Records from a dataset
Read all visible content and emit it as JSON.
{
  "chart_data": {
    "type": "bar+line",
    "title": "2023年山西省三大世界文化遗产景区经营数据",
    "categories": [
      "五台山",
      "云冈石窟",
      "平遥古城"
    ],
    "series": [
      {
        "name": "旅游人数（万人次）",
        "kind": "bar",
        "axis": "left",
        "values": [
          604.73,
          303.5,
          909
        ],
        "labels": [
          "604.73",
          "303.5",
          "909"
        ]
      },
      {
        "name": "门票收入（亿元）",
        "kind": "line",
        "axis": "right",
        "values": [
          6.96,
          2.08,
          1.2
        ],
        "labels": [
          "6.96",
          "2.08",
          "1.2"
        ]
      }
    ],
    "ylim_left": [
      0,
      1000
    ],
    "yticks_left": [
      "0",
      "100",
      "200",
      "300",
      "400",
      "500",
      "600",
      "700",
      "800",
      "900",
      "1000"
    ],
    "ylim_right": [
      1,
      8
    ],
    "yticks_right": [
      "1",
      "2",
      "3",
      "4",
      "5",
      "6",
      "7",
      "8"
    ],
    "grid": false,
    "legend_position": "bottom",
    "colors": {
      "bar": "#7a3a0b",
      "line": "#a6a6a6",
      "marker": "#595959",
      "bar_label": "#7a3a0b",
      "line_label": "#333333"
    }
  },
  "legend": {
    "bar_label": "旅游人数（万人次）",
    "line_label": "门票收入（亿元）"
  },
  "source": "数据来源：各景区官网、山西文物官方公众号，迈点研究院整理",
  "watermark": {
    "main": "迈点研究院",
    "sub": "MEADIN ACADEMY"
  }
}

Brief — Reproduce the full listing above, character for character.

Answer below —
Read all visible content and emit it as JSON.
{
  "chart_data": {
    "type": "bar+line",
    "title": "2023年山西省三大世界文化遗产景区经营数据",
    "categories": [
      "五台山",
      "云冈石窟",
      "平遥古城"
    ],
    "series": [
      {
        "name": "旅游人数（万人次）",
        "kind": "bar",
        "axis": "left",
        "values": [
          604.73,
          303.5,
          909
        ],
        "labels": [
          "604.73",
          "303.5",
          "909"
        ]
      },
      {
        "name": "门票收入（亿元）",
        "kind": "line",
        "axis": "right",
        "values": [
          6.96,
          2.08,
          1.2
        ],
        "labels": [
          "6.96",
          "2.08",
          "1.2"
        ]
      }
    ],
    "ylim_left": [
      0,
      1000
    ],
    "yticks_left": [
      "0",
      "100",
      "200",
      "300",
      "400",
      "500",
      "600",
      "700",
      "800",
      "900",
      "1000"
    ],
    "ylim_right": [
      1,
      8
    ],
    "yticks_right": [
      "1",
      "2",
      "3",
      "4",
      "5",
      "6",
      "7",
      "8"
    ],
    "grid": false,
    "legend_position": "bottom",
    "colors": {
      "bar": "#7a3a0b",
      "line": "#a6a6a6",
      "marker": "#595959",
      "bar_label": "#7a3a0b",
      "line_label": "#333333"
    }
  },
  "legend": {
    "bar_label": "旅游人数（万人次）",
    "line_label": "门票收入（亿元）"
  },
  "source": "数据来源：各景区官网、山西文物官方公众号，迈点研究院整理",
  "watermark": {
    "main": "迈点研究院",
    "sub": "MEADIN ACADEMY"
  }
}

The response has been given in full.